- [Problem statement]
Omit all pictures, then retype the data exactly as given.

═══

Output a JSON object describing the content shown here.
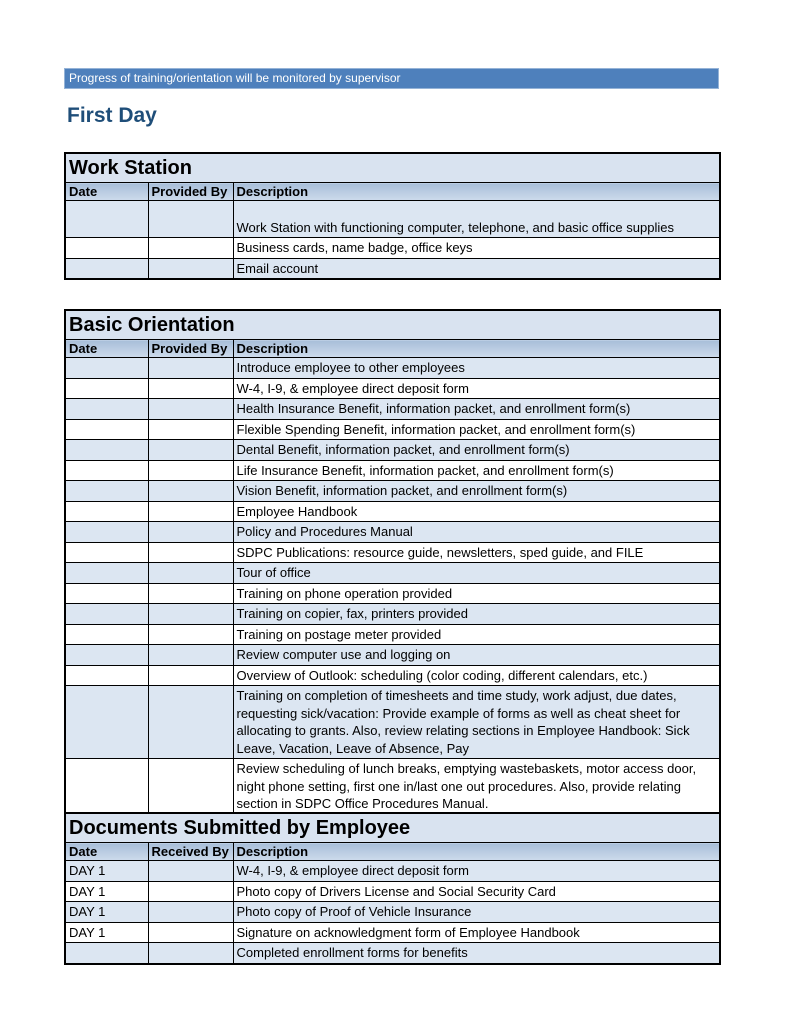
{
  "banner": {
    "text": "Progress of training/orientation will be monitored by supervisor"
  },
  "heading": "First Day",
  "colors": {
    "banner_bg": "#4E80BC",
    "banner_border": "#95B3D7",
    "heading_color": "#1F4E79",
    "title_row_bg": "#D9E3F0",
    "header_top": "#A8BED9",
    "header_bottom": "#CDDBEC",
    "band_bg": "#DCE6F2",
    "border_color": "#000000"
  },
  "tables": [
    {
      "title": "Work Station",
      "columns": [
        "Date",
        "Provided By",
        "Description"
      ],
      "rows": [
        {
          "date": "",
          "by": "",
          "description": "Work Station with functioning computer, telephone, and basic office supplies",
          "tall": true
        },
        {
          "date": "",
          "by": "",
          "description": "Business cards, name badge, office keys"
        },
        {
          "date": "",
          "by": "",
          "description": "Email account"
        }
      ]
    },
    {
      "title": "Basic Orientation",
      "columns": [
        "Date",
        "Provided By",
        "Description"
      ],
      "rows": [
        {
          "date": "",
          "by": "",
          "description": "Introduce employee to other employees"
        },
        {
          "date": "",
          "by": "",
          "description": "W-4, I-9, & employee direct deposit form"
        },
        {
          "date": "",
          "by": "",
          "description": "Health Insurance Benefit, information packet, and enrollment form(s)"
        },
        {
          "date": "",
          "by": "",
          "description": "Flexible Spending Benefit, information packet, and enrollment form(s)"
        },
        {
          "date": "",
          "by": "",
          "description": "Dental Benefit, information packet, and enrollment form(s)"
        },
        {
          "date": "",
          "by": "",
          "description": "Life Insurance Benefit, information packet, and enrollment form(s)"
        },
        {
          "date": "",
          "by": "",
          "description": "Vision Benefit, information packet, and enrollment form(s)"
        },
        {
          "date": "",
          "by": "",
          "description": "Employee Handbook"
        },
        {
          "date": "",
          "by": "",
          "description": "Policy and Procedures Manual"
        },
        {
          "date": "",
          "by": "",
          "description": "SDPC Publications: resource guide, newsletters, sped guide, and FILE"
        },
        {
          "date": "",
          "by": "",
          "description": "Tour of office"
        },
        {
          "date": "",
          "by": "",
          "description": "Training on phone operation provided"
        },
        {
          "date": "",
          "by": "",
          "description": "Training on copier, fax, printers provided"
        },
        {
          "date": "",
          "by": "",
          "description": "Training on postage meter provided"
        },
        {
          "date": "",
          "by": "",
          "description": "Review computer use and logging on"
        },
        {
          "date": "",
          "by": "",
          "description": "Overview of Outlook: scheduling (color coding, different calendars, etc.)"
        },
        {
          "date": "",
          "by": "",
          "description": "Training on completion of timesheets and time study, work adjust, due dates, requesting sick/vacation: Provide example of forms as well as cheat sheet for allocating to grants. Also, review relating sections in Employee Handbook: Sick Leave, Vacation, Leave of Absence, Pay"
        },
        {
          "date": "",
          "by": "",
          "description": "Review scheduling of lunch breaks, emptying wastebaskets, motor access door, night phone setting, first one in/last one out procedures. Also, provide relating section in SDPC Office Procedures Manual."
        }
      ]
    },
    {
      "title": "Documents Submitted by Employee",
      "columns": [
        "Date",
        "Received By",
        "Description"
      ],
      "rows": [
        {
          "date": "DAY 1",
          "by": "",
          "description": "W-4, I-9, & employee direct deposit form"
        },
        {
          "date": "DAY 1",
          "by": "",
          "description": "Photo copy of Drivers License and Social Security Card"
        },
        {
          "date": "DAY 1",
          "by": "",
          "description": "Photo copy of Proof of Vehicle Insurance"
        },
        {
          "date": "DAY 1",
          "by": "",
          "description": "Signature on acknowledgment form of Employee Handbook"
        },
        {
          "date": "",
          "by": "",
          "description": "Completed enrollment forms for benefits"
        }
      ]
    }
  ]
}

═══

- [Reply]
Output a JSON object describing the content shown here.
{
  "banner": {
    "text": "Progress of training/orientation will be monitored by supervisor"
  },
  "heading": "First Day",
  "colors": {
    "banner_bg": "#4E80BC",
    "banner_border": "#95B3D7",
    "heading_color": "#1F4E79",
    "title_row_bg": "#D9E3F0",
    "header_top": "#A8BED9",
    "header_bottom": "#CDDBEC",
    "band_bg": "#DCE6F2",
    "border_color": "#000000"
  },
  "tables": [
    {
      "title": "Work Station",
      "columns": [
        "Date",
        "Provided By",
        "Description"
      ],
      "rows": [
        {
          "date": "",
          "by": "",
          "description": "Work Station with functioning computer, telephone, and basic office supplies",
          "tall": true
        },
        {
          "date": "",
          "by": "",
          "description": "Business cards, name badge, office keys"
        },
        {
          "date": "",
          "by": "",
          "description": "Email account"
        }
      ]
    },
    {
      "title": "Basic Orientation",
      "columns": [
        "Date",
        "Provided By",
        "Description"
      ],
      "rows": [
        {
          "date": "",
          "by": "",
          "description": "Introduce employee to other employees"
        },
        {
          "date": "",
          "by": "",
          "description": "W-4, I-9, & employee direct deposit form"
        },
        {
          "date": "",
          "by": "",
          "description": "Health Insurance Benefit, information packet, and enrollment form(s)"
        },
        {
          "date": "",
          "by": "",
          "description": "Flexible Spending Benefit, information packet, and enrollment form(s)"
        },
        {
          "date": "",
          "by": "",
          "description": "Dental Benefit, information packet, and enrollment form(s)"
        },
        {
          "date": "",
          "by": "",
          "description": "Life Insurance Benefit, information packet, and enrollment form(s)"
        },
        {
          "date": "",
          "by": "",
          "description": "Vision Benefit, information packet, and enrollment form(s)"
        },
        {
          "date": "",
          "by": "",
          "description": "Employee Handbook"
        },
        {
          "date": "",
          "by": "",
          "description": "Policy and Procedures Manual"
        },
        {
          "date": "",
          "by": "",
          "description": "SDPC Publications: resource guide, newsletters, sped guide, and FILE"
        },
        {
          "date": "",
          "by": "",
          "description": "Tour of office"
        },
        {
          "date": "",
          "by": "",
          "description": "Training on phone operation provided"
        },
        {
          "date": "",
          "by": "",
          "description": "Training on copier, fax, printers provided"
        },
        {
          "date": "",
          "by": "",
          "description": "Training on postage meter provided"
        },
        {
          "date": "",
          "by": "",
          "description": "Review computer use and logging on"
        },
        {
          "date": "",
          "by": "",
          "description": "Overview of Outlook: scheduling (color coding, different calendars, etc.)"
        },
        {
          "date": "",
          "by": "",
          "description": "Training on completion of timesheets and time study, work adjust, due dates, requesting sick/vacation: Provide example of forms as well as cheat sheet for allocating to grants. Also, review relating sections in Employee Handbook: Sick Leave, Vacation, Leave of Absence, Pay"
        },
        {
          "date": "",
          "by": "",
          "description": "Review scheduling of lunch breaks, emptying wastebaskets, motor access door, night phone setting, first one in/last one out procedures. Also, provide relating section in SDPC Office Procedures Manual."
        }
      ]
    },
    {
      "title": "Documents Submitted by Employee",
      "columns": [
        "Date",
        "Received By",
        "Description"
      ],
      "rows": [
        {
          "date": "DAY 1",
          "by": "",
          "description": "W-4, I-9, & employee direct deposit form"
        },
        {
          "date": "DAY 1",
          "by": "",
          "description": "Photo copy of Drivers License and Social Security Card"
        },
        {
          "date": "DAY 1",
          "by": "",
          "description": "Photo copy of Proof of Vehicle Insurance"
        },
        {
          "date": "DAY 1",
          "by": "",
          "description": "Signature on acknowledgment form of Employee Handbook"
        },
        {
          "date": "",
          "by": "",
          "description": "Completed enrollment forms for benefits"
        }
      ]
    }
  ]
}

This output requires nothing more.